(Source records)
<<<<

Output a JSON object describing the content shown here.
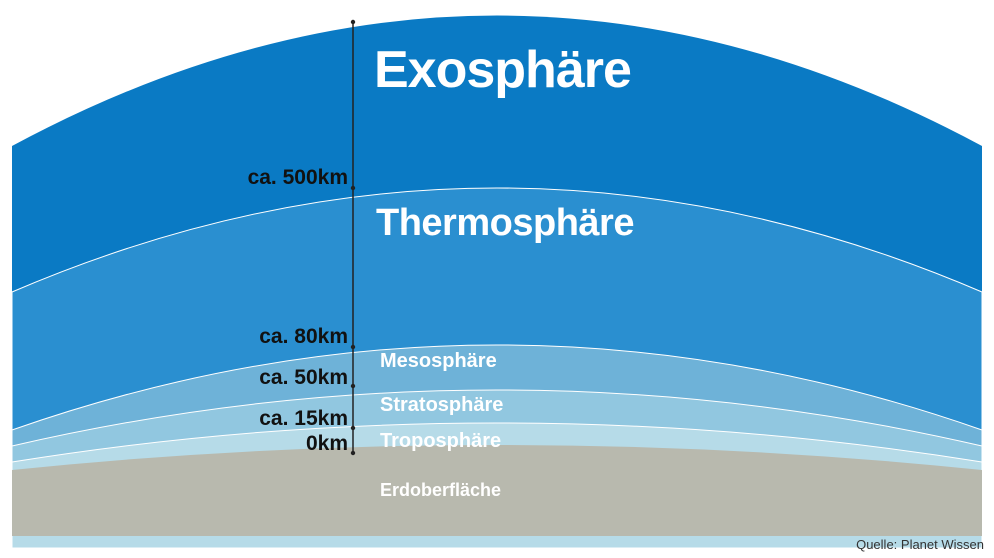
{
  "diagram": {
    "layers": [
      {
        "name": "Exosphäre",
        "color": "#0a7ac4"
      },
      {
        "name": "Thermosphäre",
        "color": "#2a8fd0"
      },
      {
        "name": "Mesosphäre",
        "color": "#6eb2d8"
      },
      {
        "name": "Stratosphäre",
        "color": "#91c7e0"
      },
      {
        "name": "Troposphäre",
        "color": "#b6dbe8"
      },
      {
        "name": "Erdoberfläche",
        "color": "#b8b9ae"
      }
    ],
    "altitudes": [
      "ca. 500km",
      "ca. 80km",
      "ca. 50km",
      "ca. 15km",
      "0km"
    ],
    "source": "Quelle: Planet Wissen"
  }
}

>>>>

EXERCISE TASK -> Pull out every line of the records above that contains the word "name".

ANSWER ->
        "name": "Exosphäre",
        "name": "Thermosphäre",
        "name": "Mesosphäre",
        "name": "Stratosphäre",
        "name": "Troposphäre",
        "name": "Erdoberfläche",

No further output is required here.